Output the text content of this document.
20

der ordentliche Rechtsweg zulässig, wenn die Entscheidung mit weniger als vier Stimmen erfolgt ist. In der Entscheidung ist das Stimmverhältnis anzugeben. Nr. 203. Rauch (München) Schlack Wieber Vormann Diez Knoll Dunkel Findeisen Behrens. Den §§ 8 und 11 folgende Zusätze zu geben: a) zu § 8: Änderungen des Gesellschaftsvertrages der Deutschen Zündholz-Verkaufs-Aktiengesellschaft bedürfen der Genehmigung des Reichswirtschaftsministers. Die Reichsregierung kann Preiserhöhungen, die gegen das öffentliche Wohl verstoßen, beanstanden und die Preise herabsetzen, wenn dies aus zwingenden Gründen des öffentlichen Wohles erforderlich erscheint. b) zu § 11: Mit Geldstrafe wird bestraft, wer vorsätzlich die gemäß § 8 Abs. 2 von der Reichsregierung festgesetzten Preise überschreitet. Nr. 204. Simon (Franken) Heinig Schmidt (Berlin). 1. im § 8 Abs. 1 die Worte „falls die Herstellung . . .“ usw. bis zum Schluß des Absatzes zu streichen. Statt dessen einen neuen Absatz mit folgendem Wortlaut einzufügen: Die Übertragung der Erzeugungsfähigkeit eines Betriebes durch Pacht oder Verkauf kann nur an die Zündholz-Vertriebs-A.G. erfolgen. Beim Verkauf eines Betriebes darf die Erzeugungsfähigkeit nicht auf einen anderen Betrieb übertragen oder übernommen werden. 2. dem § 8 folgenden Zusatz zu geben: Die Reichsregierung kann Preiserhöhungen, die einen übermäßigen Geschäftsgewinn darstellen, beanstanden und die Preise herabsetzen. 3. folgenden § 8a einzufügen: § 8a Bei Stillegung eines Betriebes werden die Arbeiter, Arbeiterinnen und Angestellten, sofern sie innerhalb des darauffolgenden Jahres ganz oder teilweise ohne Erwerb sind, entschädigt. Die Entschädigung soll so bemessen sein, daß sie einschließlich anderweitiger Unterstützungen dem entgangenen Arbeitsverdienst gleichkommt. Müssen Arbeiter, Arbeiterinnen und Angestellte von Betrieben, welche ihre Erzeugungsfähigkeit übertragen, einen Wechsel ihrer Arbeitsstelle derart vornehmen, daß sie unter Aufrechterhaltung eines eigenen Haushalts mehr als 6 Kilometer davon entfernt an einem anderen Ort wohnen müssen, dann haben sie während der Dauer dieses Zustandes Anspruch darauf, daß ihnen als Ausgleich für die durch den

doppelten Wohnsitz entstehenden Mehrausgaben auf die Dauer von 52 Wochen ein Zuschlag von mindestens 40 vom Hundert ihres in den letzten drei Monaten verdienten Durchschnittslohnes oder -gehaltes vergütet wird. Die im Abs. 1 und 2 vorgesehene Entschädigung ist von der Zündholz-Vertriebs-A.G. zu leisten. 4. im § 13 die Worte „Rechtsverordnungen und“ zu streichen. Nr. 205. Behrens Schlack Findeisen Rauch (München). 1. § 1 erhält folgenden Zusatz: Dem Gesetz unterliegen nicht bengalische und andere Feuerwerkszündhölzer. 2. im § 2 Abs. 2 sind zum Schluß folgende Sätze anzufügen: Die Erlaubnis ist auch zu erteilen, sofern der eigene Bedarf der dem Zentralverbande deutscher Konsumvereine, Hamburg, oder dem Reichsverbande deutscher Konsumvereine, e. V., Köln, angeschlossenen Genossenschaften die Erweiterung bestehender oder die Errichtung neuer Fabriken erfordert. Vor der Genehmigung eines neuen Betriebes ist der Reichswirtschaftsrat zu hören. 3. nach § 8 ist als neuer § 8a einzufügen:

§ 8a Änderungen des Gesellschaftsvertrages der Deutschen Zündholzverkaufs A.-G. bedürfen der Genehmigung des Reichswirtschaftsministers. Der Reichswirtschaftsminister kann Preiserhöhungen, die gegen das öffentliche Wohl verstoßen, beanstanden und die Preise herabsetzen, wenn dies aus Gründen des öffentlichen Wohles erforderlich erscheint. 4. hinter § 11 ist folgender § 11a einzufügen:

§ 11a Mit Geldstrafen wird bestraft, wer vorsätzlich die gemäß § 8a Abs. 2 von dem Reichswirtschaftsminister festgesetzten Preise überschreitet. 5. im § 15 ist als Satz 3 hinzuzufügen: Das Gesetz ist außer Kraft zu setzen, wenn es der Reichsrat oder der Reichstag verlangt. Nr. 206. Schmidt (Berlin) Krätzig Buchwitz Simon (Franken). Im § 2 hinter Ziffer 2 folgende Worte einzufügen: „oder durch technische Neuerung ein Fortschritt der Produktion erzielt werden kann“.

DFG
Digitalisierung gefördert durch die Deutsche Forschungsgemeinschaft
□ □ □ □
Retype the listing above in full, with no alterations.

Output the text content of this document.
20

der ordentliche Rechtsweg zulässig, wenn die Entscheidung mit weniger als vier Stimmen erfolgt ist. In der Entscheidung ist das Stimmverhältnis anzugeben. Nr. 203. Rauch (München) Schlack Wieber Vormann Diez Knoll Dunkel Findeisen Behrens. Den §§ 8 und 11 folgende Zusätze zu geben: a) zu § 8: Änderungen des Gesellschaftsvertrages der Deutschen Zündholz-Verkaufs-Aktiengesellschaft bedürfen der Genehmigung des Reichswirtschaftsministers. Die Reichsregierung kann Preiserhöhungen, die gegen das öffentliche Wohl verstoßen, beanstanden und die Preise herabsetzen, wenn dies aus zwingenden Gründen des öffentlichen Wohles erforderlich erscheint. b) zu § 11: Mit Geldstrafe wird bestraft, wer vorsätzlich die gemäß § 8 Abs. 2 von der Reichsregierung festgesetzten Preise überschreitet. Nr. 204. Simon (Franken) Heinig Schmidt (Berlin). 1. im § 8 Abs. 1 die Worte „falls die Herstellung . . .“ usw. bis zum Schluß des Absatzes zu streichen. Statt dessen einen neuen Absatz mit folgendem Wortlaut einzufügen: Die Übertragung der Erzeugungsfähigkeit eines Betriebes durch Pacht oder Verkauf kann nur an die Zündholz-Vertriebs-A.G. erfolgen. Beim Verkauf eines Betriebes darf die Erzeugungsfähigkeit nicht auf einen anderen Betrieb übertragen oder übernommen werden. 2. dem § 8 folgenden Zusatz zu geben: Die Reichsregierung kann Preiserhöhungen, die einen übermäßigen Geschäftsgewinn darstellen, beanstanden und die Preise herabsetzen. 3. folgenden § 8a einzufügen: § 8a Bei Stillegung eines Betriebes werden die Arbeiter, Arbeiterinnen und Angestellten, sofern sie innerhalb des darauffolgenden Jahres ganz oder teilweise ohne Erwerb sind, entschädigt. Die Entschädigung soll so bemessen sein, daß sie einschließlich anderweitiger Unterstützungen dem entgangenen Arbeitsverdienst gleichkommt. Müssen Arbeiter, Arbeiterinnen und Angestellte von Betrieben, welche ihre Erzeugungsfähigkeit übertragen, einen Wechsel ihrer Arbeitsstelle derart vornehmen, daß sie unter Aufrechterhaltung eines eigenen Haushalts mehr als 6 Kilometer davon entfernt an einem anderen Ort wohnen müssen, dann haben sie während der Dauer dieses Zustandes Anspruch darauf, daß ihnen als Ausgleich für die durch den

doppelten Wohnsitz entstehenden Mehrausgaben auf die Dauer von 52 Wochen ein Zuschlag von mindestens 40 vom Hundert ihres in den letzten drei Monaten verdienten Durchschnittslohnes oder -gehaltes vergütet wird. Die im Abs. 1 und 2 vorgesehene Entschädigung ist von der Zündholz-Vertriebs-A.G. zu leisten. 4. im § 13 die Worte „Rechtsverordnungen und“ zu streichen. Nr. 205. Behrens Schlack Findeisen Rauch (München). 1. § 1 erhält folgenden Zusatz: Dem Gesetz unterliegen nicht bengalische und andere Feuerwerkszündhölzer. 2. im § 2 Abs. 2 sind zum Schluß folgende Sätze anzufügen: Die Erlaubnis ist auch zu erteilen, sofern der eigene Bedarf der dem Zentralverbande deutscher Konsumvereine, Hamburg, oder dem Reichsverbande deutscher Konsumvereine, e. V., Köln, angeschlossenen Genossenschaften die Erweiterung bestehender oder die Errichtung neuer Fabriken erfordert. Vor der Genehmigung eines neuen Betriebes ist der Reichswirtschaftsrat zu hören. 3. nach § 8 ist als neuer § 8a einzufügen:

§ 8a Änderungen des Gesellschaftsvertrages der Deutschen Zündholzverkaufs A.-G. bedürfen der Genehmigung des Reichswirtschaftsministers. Der Reichswirtschaftsminister kann Preiserhöhungen, die gegen das öffentliche Wohl verstoßen, beanstanden und die Preise herabsetzen, wenn dies aus Gründen des öffentlichen Wohles erforderlich erscheint. 4. hinter § 11 ist folgender § 11a einzufügen:

§ 11a Mit Geldstrafen wird bestraft, wer vorsätzlich die gemäß § 8a Abs. 2 von dem Reichswirtschaftsminister festgesetzten Preise überschreitet. 5. im § 15 ist als Satz 3 hinzuzufügen: Das Gesetz ist außer Kraft zu setzen, wenn es der Reichsrat oder der Reichstag verlangt. Nr. 206. Schmidt (Berlin) Krätzig Buchwitz Simon (Franken). Im § 2 hinter Ziffer 2 folgende Worte einzufügen: „oder durch technische Neuerung ein Fortschritt der Produktion erzielt werden kann“.

DFG
Digitalisierung gefördert durch die Deutsche Forschungsgemeinschaft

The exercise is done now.